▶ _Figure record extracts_
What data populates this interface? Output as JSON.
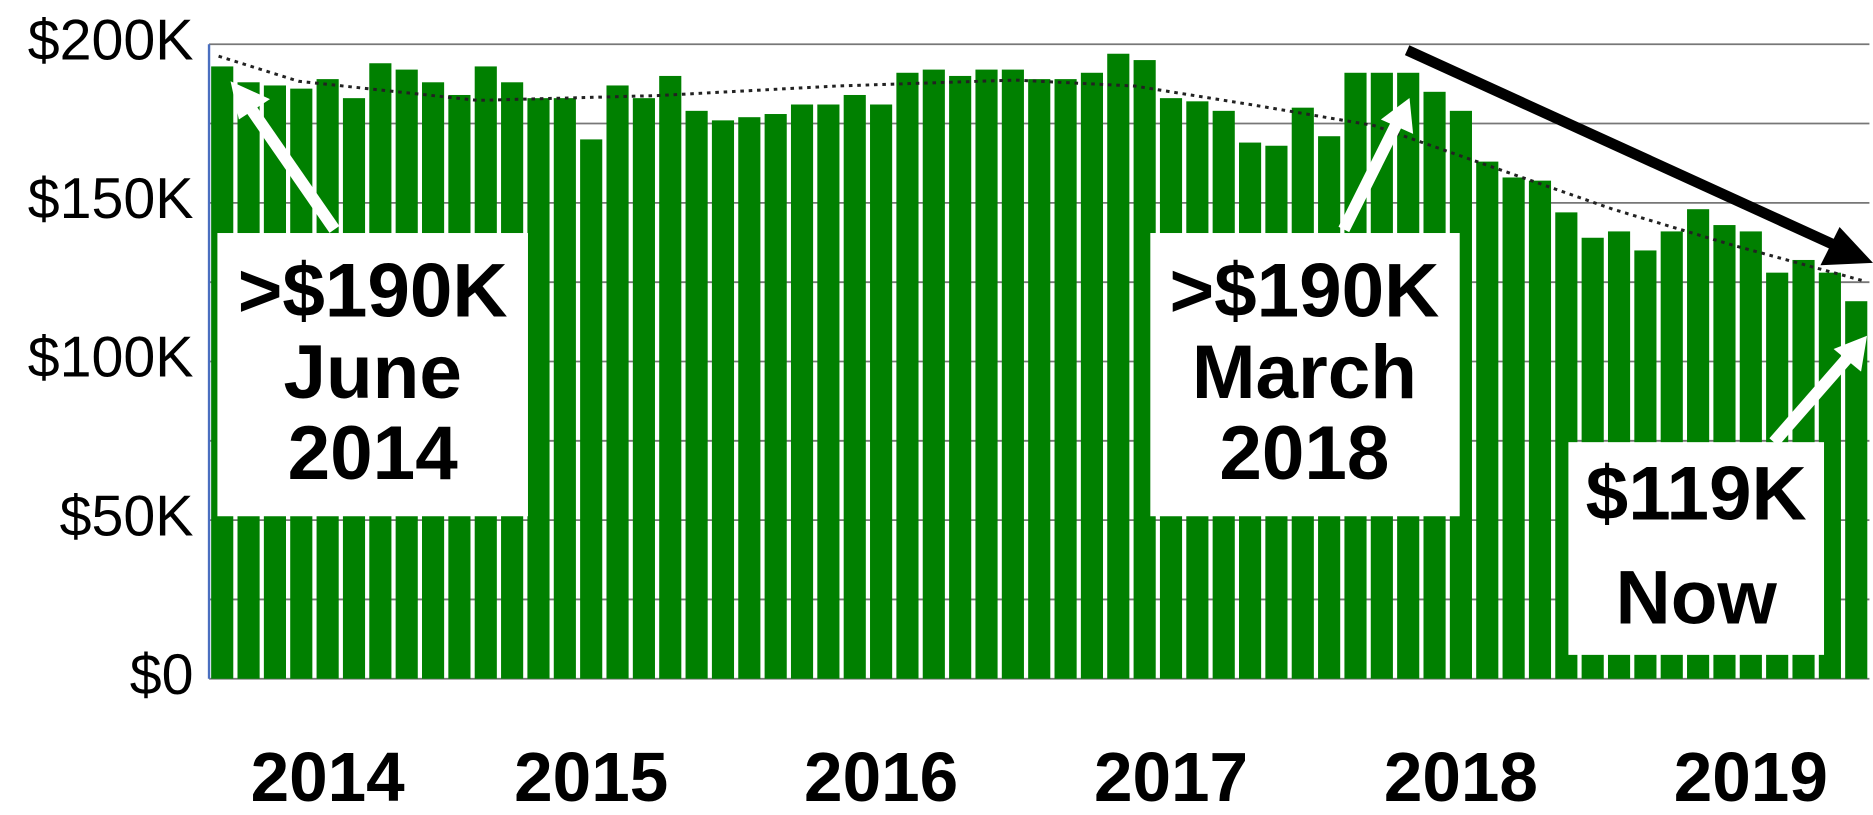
{
  "chart_data": {
    "type": "bar",
    "categories": [
      null,
      null,
      null,
      null,
      "2014",
      null,
      null,
      null,
      null,
      null,
      null,
      null,
      null,
      null,
      "2015",
      null,
      null,
      null,
      null,
      null,
      null,
      null,
      null,
      null,
      null,
      "2016",
      null,
      null,
      null,
      null,
      null,
      null,
      null,
      null,
      null,
      null,
      "2017",
      null,
      null,
      null,
      null,
      null,
      null,
      null,
      null,
      null,
      null,
      "2018",
      null,
      null,
      null,
      null,
      null,
      null,
      null,
      null,
      null,
      null,
      "2019",
      null,
      null,
      null,
      null
    ],
    "values": [
      193000,
      188000,
      187000,
      186000,
      189000,
      183000,
      194000,
      192000,
      188000,
      184000,
      193000,
      188000,
      183000,
      183000,
      170000,
      187000,
      183000,
      190000,
      179000,
      176000,
      177000,
      178000,
      181000,
      181000,
      184000,
      181000,
      191000,
      192000,
      190000,
      192000,
      192000,
      189000,
      189000,
      191000,
      197000,
      195000,
      183000,
      182000,
      179000,
      169000,
      168000,
      180000,
      171000,
      191000,
      191000,
      191000,
      185000,
      179000,
      163000,
      158000,
      157000,
      147000,
      139000,
      141000,
      135000,
      141000,
      148000,
      143000,
      141000,
      128000,
      132000,
      128000,
      119000
    ],
    "color": "#008000",
    "ylim": [
      0,
      200000
    ],
    "yticks": [
      {
        "value": 0,
        "label": "$0"
      },
      {
        "value": 50000,
        "label": "$50K"
      },
      {
        "value": 100000,
        "label": "$100K"
      },
      {
        "value": 150000,
        "label": "$150K"
      },
      {
        "value": 200000,
        "label": "$200K"
      }
    ],
    "minor_yticks": [
      25000,
      75000,
      125000,
      175000
    ],
    "grid": true,
    "annotations": [
      {
        "lines": [
          ">$190K",
          "June",
          "2014"
        ]
      },
      {
        "lines": [
          ">$190K",
          "March",
          "2018"
        ]
      },
      {
        "lines": [
          "$119K",
          "Now"
        ]
      }
    ]
  }
}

▶ _The problem_
Write out each entry exactly as given, omitting any picture.

▶ _Worked solution_
What data populates this interface? Output as JSON.
{
  "chart_data": {
    "type": "bar",
    "categories": [
      null,
      null,
      null,
      null,
      "2014",
      null,
      null,
      null,
      null,
      null,
      null,
      null,
      null,
      null,
      "2015",
      null,
      null,
      null,
      null,
      null,
      null,
      null,
      null,
      null,
      null,
      "2016",
      null,
      null,
      null,
      null,
      null,
      null,
      null,
      null,
      null,
      null,
      "2017",
      null,
      null,
      null,
      null,
      null,
      null,
      null,
      null,
      null,
      null,
      "2018",
      null,
      null,
      null,
      null,
      null,
      null,
      null,
      null,
      null,
      null,
      "2019",
      null,
      null,
      null,
      null
    ],
    "values": [
      193000,
      188000,
      187000,
      186000,
      189000,
      183000,
      194000,
      192000,
      188000,
      184000,
      193000,
      188000,
      183000,
      183000,
      170000,
      187000,
      183000,
      190000,
      179000,
      176000,
      177000,
      178000,
      181000,
      181000,
      184000,
      181000,
      191000,
      192000,
      190000,
      192000,
      192000,
      189000,
      189000,
      191000,
      197000,
      195000,
      183000,
      182000,
      179000,
      169000,
      168000,
      180000,
      171000,
      191000,
      191000,
      191000,
      185000,
      179000,
      163000,
      158000,
      157000,
      147000,
      139000,
      141000,
      135000,
      141000,
      148000,
      143000,
      141000,
      128000,
      132000,
      128000,
      119000
    ],
    "color": "#008000",
    "ylim": [
      0,
      200000
    ],
    "yticks": [
      {
        "value": 0,
        "label": "$0"
      },
      {
        "value": 50000,
        "label": "$50K"
      },
      {
        "value": 100000,
        "label": "$100K"
      },
      {
        "value": 150000,
        "label": "$150K"
      },
      {
        "value": 200000,
        "label": "$200K"
      }
    ],
    "minor_yticks": [
      25000,
      75000,
      125000,
      175000
    ],
    "grid": true,
    "annotations": [
      {
        "lines": [
          ">$190K",
          "June",
          "2014"
        ]
      },
      {
        "lines": [
          ">$190K",
          "March",
          "2018"
        ]
      },
      {
        "lines": [
          "$119K",
          "Now"
        ]
      }
    ]
  }
}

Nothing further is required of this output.